#### Records

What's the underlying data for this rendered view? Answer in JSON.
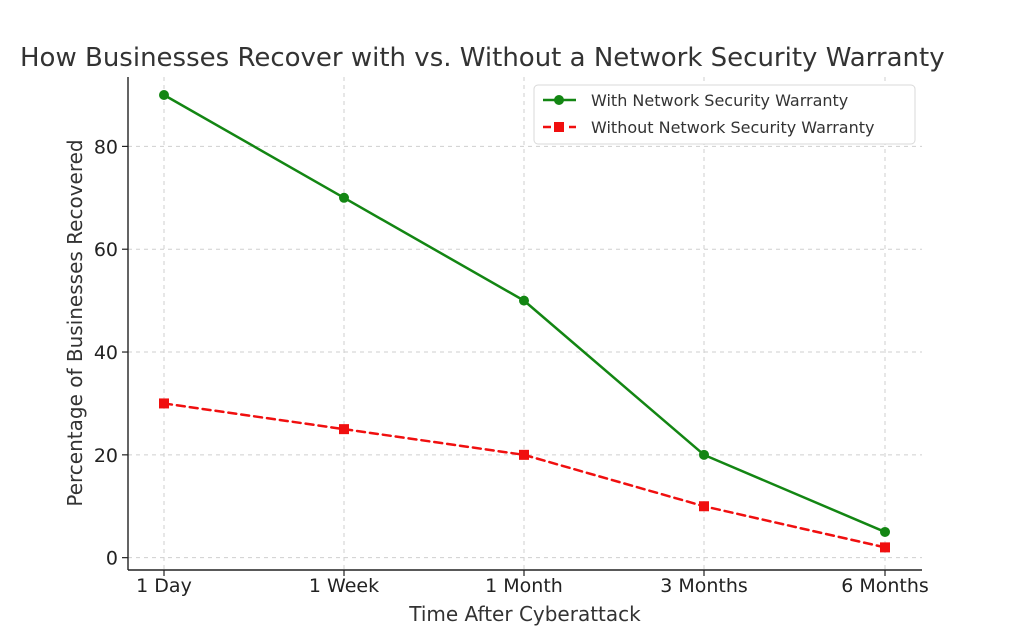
{
  "chart_data": {
    "type": "line",
    "title": "How Businesses Recover with vs. Without a Network Security Warranty",
    "xlabel": "Time After Cyberattack",
    "ylabel": "Percentage of Businesses Recovered",
    "categories": [
      "1 Day",
      "1 Week",
      "1 Month",
      "3 Months",
      "6 Months"
    ],
    "ylim": [
      -2.4,
      93.5
    ],
    "yticks": [
      0,
      20,
      40,
      60,
      80
    ],
    "grid": true,
    "legend_position": "top-right",
    "series": [
      {
        "name": "With Network Security Warranty",
        "values": [
          90,
          70,
          50,
          20,
          5
        ],
        "color": "#138613",
        "line_style": "solid",
        "marker": "circle"
      },
      {
        "name": "Without Network Security Warranty",
        "values": [
          30,
          25,
          20,
          10,
          2
        ],
        "color": "#f00f0f",
        "line_style": "dashed",
        "marker": "square"
      }
    ]
  }
}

########

## Exercise instructions
Without the pictures, transcribe the listing above exactly.

## Final answer
What's the underlying data for this rendered view? Answer in JSON.
{
  "chart_data": {
    "type": "line",
    "title": "How Businesses Recover with vs. Without a Network Security Warranty",
    "xlabel": "Time After Cyberattack",
    "ylabel": "Percentage of Businesses Recovered",
    "categories": [
      "1 Day",
      "1 Week",
      "1 Month",
      "3 Months",
      "6 Months"
    ],
    "ylim": [
      -2.4,
      93.5
    ],
    "yticks": [
      0,
      20,
      40,
      60,
      80
    ],
    "grid": true,
    "legend_position": "top-right",
    "series": [
      {
        "name": "With Network Security Warranty",
        "values": [
          90,
          70,
          50,
          20,
          5
        ],
        "color": "#138613",
        "line_style": "solid",
        "marker": "circle"
      },
      {
        "name": "Without Network Security Warranty",
        "values": [
          30,
          25,
          20,
          10,
          2
        ],
        "color": "#f00f0f",
        "line_style": "dashed",
        "marker": "square"
      }
    ]
  }
}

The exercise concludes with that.